SHORT PROBLEM:
Transcribe the material word for word, but without the images.

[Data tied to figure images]
- - - -
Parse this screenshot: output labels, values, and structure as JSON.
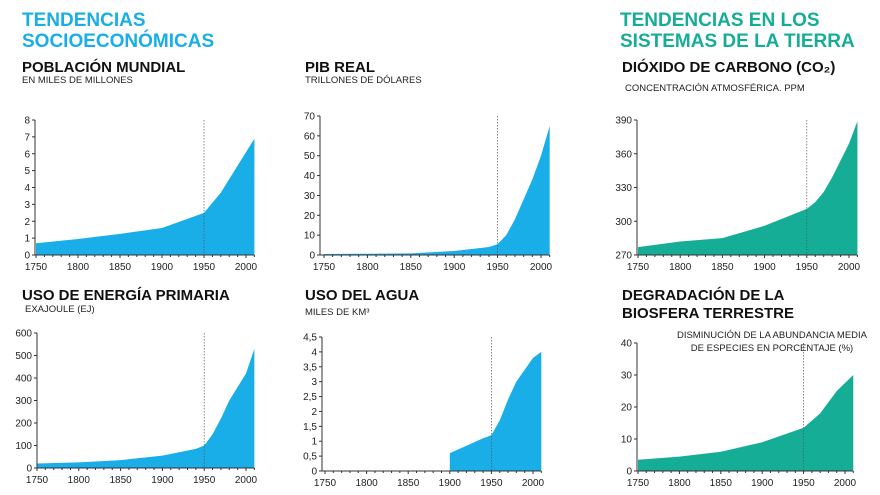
{
  "headers": {
    "socio": [
      "TENDENCIAS",
      "SOCIOECONÓMICAS"
    ],
    "earth": [
      "TENDENCIAS EN LOS",
      "SISTEMAS DE LA TIERRA"
    ]
  },
  "colors": {
    "socio": "#19aee8",
    "earth": "#16ad97"
  },
  "chart_data": [
    {
      "type": "area",
      "title": "POBLACIÓN MUNDIAL",
      "subtitle": "EN MILES DE  MILLONES",
      "group": "socio",
      "ylim": [
        0,
        8
      ],
      "yticks": [
        "0",
        "1",
        "2",
        "3",
        "4",
        "5",
        "6",
        "7",
        "8"
      ],
      "xticks": [
        "1750",
        "1800",
        "1850",
        "1900",
        "1950",
        "2000"
      ],
      "x": [
        1750,
        1800,
        1850,
        1900,
        1950,
        1970,
        1990,
        2010
      ],
      "y": [
        0.7,
        0.95,
        1.25,
        1.6,
        2.5,
        3.7,
        5.3,
        6.9
      ],
      "marker_year": 1950
    },
    {
      "type": "area",
      "title": "PIB REAL",
      "subtitle": "TRILLONES DE DÓLARES",
      "group": "socio",
      "ylim": [
        0,
        70
      ],
      "yticks": [
        "0",
        "10",
        "20",
        "30",
        "40",
        "50",
        "60",
        "70"
      ],
      "xticks": [
        "1750",
        "1800",
        "1850",
        "1900",
        "1950",
        "2000"
      ],
      "x": [
        1750,
        1800,
        1850,
        1900,
        1940,
        1950,
        1960,
        1970,
        1980,
        1990,
        2000,
        2010
      ],
      "y": [
        0.5,
        0.6,
        0.8,
        2,
        4,
        5.5,
        10,
        18,
        28,
        38,
        50,
        65
      ],
      "marker_year": 1950
    },
    {
      "type": "area",
      "title": "DIÓXIDO DE CARBONO (CO₂)",
      "subtitle": "CONCENTRACIÓN ATMOSFÉRICA. PPM",
      "group": "earth",
      "ylim": [
        270,
        390
      ],
      "yticks": [
        "270",
        "300",
        "330",
        "360",
        "390"
      ],
      "xticks": [
        "1750",
        "1800",
        "1850",
        "1900",
        "1950",
        "2000"
      ],
      "x": [
        1750,
        1800,
        1850,
        1900,
        1950,
        1960,
        1970,
        1980,
        1990,
        2000,
        2010
      ],
      "y": [
        277,
        282,
        285,
        296,
        311,
        317,
        326,
        339,
        354,
        369,
        389
      ],
      "marker_year": 1950
    },
    {
      "type": "area",
      "title": "USO DE ENERGÍA PRIMARIA",
      "subtitle": "EXAJOULE (EJ)",
      "group": "socio",
      "ylim": [
        0,
        600
      ],
      "yticks": [
        "0",
        "100",
        "200",
        "300",
        "400",
        "500",
        "600"
      ],
      "xticks": [
        "1750",
        "1800",
        "1850",
        "1900",
        "1950",
        "2000"
      ],
      "x": [
        1750,
        1800,
        1850,
        1900,
        1940,
        1950,
        1960,
        1970,
        1980,
        1990,
        2000,
        2010
      ],
      "y": [
        20,
        25,
        35,
        55,
        85,
        100,
        150,
        220,
        300,
        360,
        420,
        530
      ],
      "marker_year": 1950
    },
    {
      "type": "area",
      "title": "USO DEL AGUA",
      "subtitle": "MILES DE KM³",
      "group": "socio",
      "ylim": [
        0,
        4.5
      ],
      "yticks": [
        "0",
        "0,5",
        "1",
        "1,5",
        "2",
        "2,5",
        "3",
        "3,5",
        "4",
        "4,5"
      ],
      "xticks": [
        "1750",
        "1800",
        "1850",
        "1900",
        "1950",
        "2000"
      ],
      "x": [
        1900,
        1920,
        1940,
        1950,
        1960,
        1970,
        1980,
        1990,
        2000,
        2010
      ],
      "y": [
        0.6,
        0.85,
        1.1,
        1.2,
        1.7,
        2.4,
        3.0,
        3.4,
        3.8,
        4.0
      ],
      "marker_year": 1950
    },
    {
      "type": "area",
      "title": "DEGRADACIÓN DE LA BIOSFERA TERRESTRE",
      "subtitle": "DISMINUCIÓN DE LA ABUNDANCIA MEDIA DE ESPECIES EN PORCENTAJE (%)",
      "group": "earth",
      "ylim": [
        0,
        40
      ],
      "yticks": [
        "0",
        "10",
        "20",
        "30",
        "40"
      ],
      "xticks": [
        "1750",
        "1800",
        "1850",
        "1900",
        "1950",
        "2000"
      ],
      "x": [
        1750,
        1800,
        1850,
        1900,
        1950,
        1970,
        1990,
        2010
      ],
      "y": [
        3.5,
        4.5,
        6,
        9,
        13.5,
        18,
        25,
        30
      ],
      "marker_year": 1950
    }
  ]
}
- - - -
EXERCISE OUTPUT:
Parse this screenshot: output labels, values, and structure as JSON.
{
  "headers": {
    "socio": [
      "TENDENCIAS",
      "SOCIOECONÓMICAS"
    ],
    "earth": [
      "TENDENCIAS EN LOS",
      "SISTEMAS DE LA TIERRA"
    ]
  },
  "colors": {
    "socio": "#19aee8",
    "earth": "#16ad97"
  },
  "chart_data": [
    {
      "type": "area",
      "title": "POBLACIÓN MUNDIAL",
      "subtitle": "EN MILES DE  MILLONES",
      "group": "socio",
      "ylim": [
        0,
        8
      ],
      "yticks": [
        "0",
        "1",
        "2",
        "3",
        "4",
        "5",
        "6",
        "7",
        "8"
      ],
      "xticks": [
        "1750",
        "1800",
        "1850",
        "1900",
        "1950",
        "2000"
      ],
      "x": [
        1750,
        1800,
        1850,
        1900,
        1950,
        1970,
        1990,
        2010
      ],
      "y": [
        0.7,
        0.95,
        1.25,
        1.6,
        2.5,
        3.7,
        5.3,
        6.9
      ],
      "marker_year": 1950
    },
    {
      "type": "area",
      "title": "PIB REAL",
      "subtitle": "TRILLONES DE DÓLARES",
      "group": "socio",
      "ylim": [
        0,
        70
      ],
      "yticks": [
        "0",
        "10",
        "20",
        "30",
        "40",
        "50",
        "60",
        "70"
      ],
      "xticks": [
        "1750",
        "1800",
        "1850",
        "1900",
        "1950",
        "2000"
      ],
      "x": [
        1750,
        1800,
        1850,
        1900,
        1940,
        1950,
        1960,
        1970,
        1980,
        1990,
        2000,
        2010
      ],
      "y": [
        0.5,
        0.6,
        0.8,
        2,
        4,
        5.5,
        10,
        18,
        28,
        38,
        50,
        65
      ],
      "marker_year": 1950
    },
    {
      "type": "area",
      "title": "DIÓXIDO DE CARBONO (CO₂)",
      "subtitle": "CONCENTRACIÓN ATMOSFÉRICA. PPM",
      "group": "earth",
      "ylim": [
        270,
        390
      ],
      "yticks": [
        "270",
        "300",
        "330",
        "360",
        "390"
      ],
      "xticks": [
        "1750",
        "1800",
        "1850",
        "1900",
        "1950",
        "2000"
      ],
      "x": [
        1750,
        1800,
        1850,
        1900,
        1950,
        1960,
        1970,
        1980,
        1990,
        2000,
        2010
      ],
      "y": [
        277,
        282,
        285,
        296,
        311,
        317,
        326,
        339,
        354,
        369,
        389
      ],
      "marker_year": 1950
    },
    {
      "type": "area",
      "title": "USO DE ENERGÍA PRIMARIA",
      "subtitle": "EXAJOULE (EJ)",
      "group": "socio",
      "ylim": [
        0,
        600
      ],
      "yticks": [
        "0",
        "100",
        "200",
        "300",
        "400",
        "500",
        "600"
      ],
      "xticks": [
        "1750",
        "1800",
        "1850",
        "1900",
        "1950",
        "2000"
      ],
      "x": [
        1750,
        1800,
        1850,
        1900,
        1940,
        1950,
        1960,
        1970,
        1980,
        1990,
        2000,
        2010
      ],
      "y": [
        20,
        25,
        35,
        55,
        85,
        100,
        150,
        220,
        300,
        360,
        420,
        530
      ],
      "marker_year": 1950
    },
    {
      "type": "area",
      "title": "USO DEL AGUA",
      "subtitle": "MILES DE KM³",
      "group": "socio",
      "ylim": [
        0,
        4.5
      ],
      "yticks": [
        "0",
        "0,5",
        "1",
        "1,5",
        "2",
        "2,5",
        "3",
        "3,5",
        "4",
        "4,5"
      ],
      "xticks": [
        "1750",
        "1800",
        "1850",
        "1900",
        "1950",
        "2000"
      ],
      "x": [
        1900,
        1920,
        1940,
        1950,
        1960,
        1970,
        1980,
        1990,
        2000,
        2010
      ],
      "y": [
        0.6,
        0.85,
        1.1,
        1.2,
        1.7,
        2.4,
        3.0,
        3.4,
        3.8,
        4.0
      ],
      "marker_year": 1950
    },
    {
      "type": "area",
      "title": "DEGRADACIÓN DE LA BIOSFERA TERRESTRE",
      "subtitle": "DISMINUCIÓN DE LA ABUNDANCIA MEDIA DE ESPECIES EN PORCENTAJE (%)",
      "group": "earth",
      "ylim": [
        0,
        40
      ],
      "yticks": [
        "0",
        "10",
        "20",
        "30",
        "40"
      ],
      "xticks": [
        "1750",
        "1800",
        "1850",
        "1900",
        "1950",
        "2000"
      ],
      "x": [
        1750,
        1800,
        1850,
        1900,
        1950,
        1970,
        1990,
        2010
      ],
      "y": [
        3.5,
        4.5,
        6,
        9,
        13.5,
        18,
        25,
        30
      ],
      "marker_year": 1950
    }
  ]
}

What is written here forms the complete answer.